● **SHORT PROBLEM A**
Answer these from the text on Ivan Smolin, marking each answer with the same numeral:
(i) Where was Smolin born?
(ii) Which division did he command?
(iii) On what date was he arrested?

● **TEXT**
- Born: 5 July 1895 Ryazan Governorate, Russian Empire
- Died: 20 September 1937 (aged 42) Moscow, Soviet Union
- Allegiance: Russian Empire (1914–1917) Soviet Russia (1918–1922) Soviet Union (1922–1937)
- Branch: Imperial Russian Army Soviet Red Army
- Commands: 6th Rifle Division Red Banner Caucasus Army
- Conflicts: World War I Russian Civil War
- Other work: CPSU (1919–1937)

= Ivan Smolin =

Soviet army commander

Ivan Ivanovich Smolin (Иван Иванович Смолин; 5 July 1895 – 20 September 1937) was a Soviet army commander. He fought in the Imperial Russian Army in World War I and in the Soviet Red Army in the Russian Civil War. He was a recipient of the Order of the Red Banner (1922). During the Great Purge, he was arrested on 14 May 1937 and later executed. After the death of Joseph Stalin, he was rehabilitated in 1955.

● **ENTRIES**

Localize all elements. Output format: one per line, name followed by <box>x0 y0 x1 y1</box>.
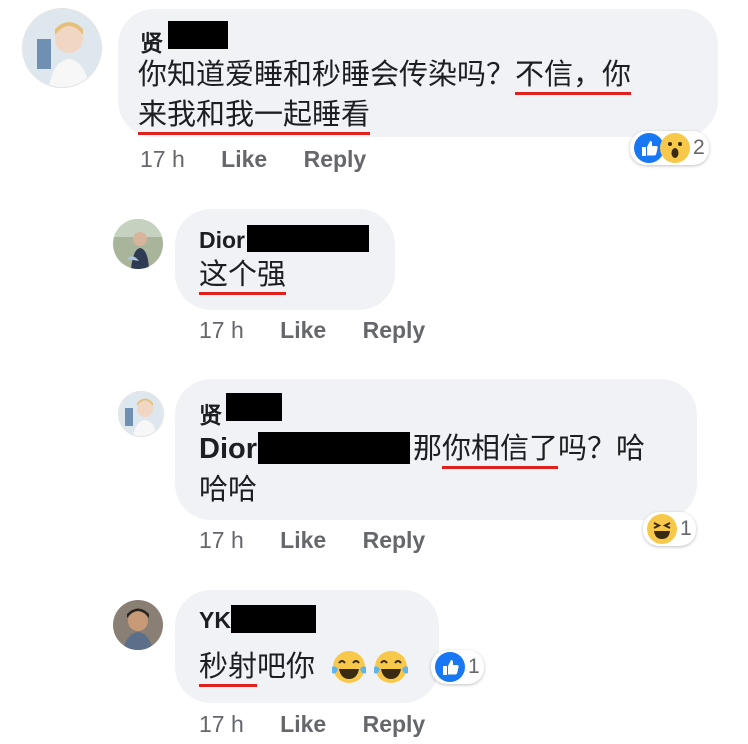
redaction-bar <box>231 605 316 633</box>
profile-photo <box>119 392 163 436</box>
wow-icon <box>660 133 690 163</box>
avatar[interactable] <box>22 8 102 88</box>
comment-timestamp[interactable]: 17 h <box>199 527 244 553</box>
redaction-bar <box>258 432 410 464</box>
comment-text-part: 你知道爱睡和秒睡会传染吗？ <box>138 57 516 91</box>
reply-button[interactable]: Reply <box>304 146 367 172</box>
comment-text: 这个强 <box>199 254 287 295</box>
crying-laughing-emoji <box>330 649 368 689</box>
comment-text-part: 那 <box>413 431 443 465</box>
avatar[interactable] <box>113 600 163 650</box>
comment-timestamp[interactable]: 17 h <box>199 317 244 343</box>
comment-text-part: 吗？哈 <box>558 431 646 465</box>
comment-text-underlined: 你相信了 <box>442 431 559 469</box>
comment-text: 你知道爱睡和秒睡会传染吗？不信，你 来我和我一起睡看 <box>138 54 708 135</box>
comment-meta: 17 h Like Reply <box>199 711 425 738</box>
reaction-count: 2 <box>693 136 705 159</box>
comment-timestamp[interactable]: 17 h <box>199 711 244 737</box>
comment-timestamp[interactable]: 17 h <box>140 146 185 172</box>
comment-text-part: 哈哈 <box>199 472 258 506</box>
like-icon <box>435 652 465 682</box>
like-button[interactable]: Like <box>280 317 326 343</box>
reaction-summary[interactable]: 2 <box>630 131 709 165</box>
profile-photo <box>113 219 163 269</box>
reply-button[interactable]: Reply <box>363 527 426 553</box>
redaction-bar <box>226 393 282 421</box>
reaction-count: 1 <box>680 517 692 540</box>
comment-author[interactable]: 贤 <box>199 396 222 430</box>
comment-meta: 17 h Like Reply <box>140 146 366 173</box>
comment-text-underlined: 这个强 <box>199 257 287 295</box>
redaction-bar <box>168 21 228 49</box>
comment-meta: 17 h Like Reply <box>199 317 425 344</box>
haha-icon <box>647 514 677 544</box>
profile-photo <box>113 600 163 650</box>
redaction-bar <box>247 225 369 252</box>
comment-text: 秒射吧你 <box>199 646 316 687</box>
reaction-summary[interactable]: 1 <box>431 650 484 684</box>
crying-laughing-emoji <box>372 649 410 689</box>
like-button[interactable]: Like <box>221 146 267 172</box>
comment-author[interactable]: YK <box>199 607 231 634</box>
comment-text-underlined: 秒射 <box>199 649 258 687</box>
profile-photo <box>23 9 101 87</box>
comment-text-part: 吧你 <box>257 649 316 683</box>
comment-author[interactable]: Dior <box>199 227 245 254</box>
reaction-summary[interactable]: 1 <box>643 512 696 546</box>
comment-meta: 17 h Like Reply <box>199 527 425 554</box>
avatar[interactable] <box>113 219 163 269</box>
reply-button[interactable]: Reply <box>363 317 426 343</box>
avatar[interactable] <box>118 391 164 437</box>
reaction-count: 1 <box>468 655 480 678</box>
comment-text-underlined: 来我和我一起睡看 <box>138 97 371 135</box>
like-button[interactable]: Like <box>280 527 326 553</box>
mention-link[interactable]: Dior <box>199 433 257 465</box>
reply-button[interactable]: Reply <box>363 711 426 737</box>
comment-author[interactable]: 贤 <box>140 24 163 58</box>
like-button[interactable]: Like <box>280 711 326 737</box>
comment-text-underlined: 不信，你 <box>515 57 632 95</box>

● **SHORT PROBLEM B**
In the records, turn the lines between the line holding "redaction-bar <box>231 605 316 633</box>" and the line holding "comment-text: 这个强 <box>199 254 287 295</box>", inclusive, into a JSON list of strings, with one string per line.

● **CORRECT RESULT A**
(i) Ryazan Governorate, Russian Empire
(ii) The 6th Rifle Division
(iii) 14 May 1937

● **CORRECT RESULT B**
[
  "redaction-bar <box>231 605 316 633</box>",
  "profile-photo <box>119 392 163 436</box>",
  "wow-icon <box>660 133 690 163</box>",
  "avatar[interactable] <box>22 8 102 88</box>",
  "comment-timestamp[interactable]: 17 h <box>199 527 244 553</box>",
  "redaction-bar <box>258 432 410 464</box>",
  "comment-text-part: 你知道爱睡和秒睡会传染吗？ <box>138 57 516 91</box>",
  "reply-button[interactable]: Reply <box>304 146 367 172</box>",
  "comment-text: 这个强 <box>199 254 287 295</box>"
]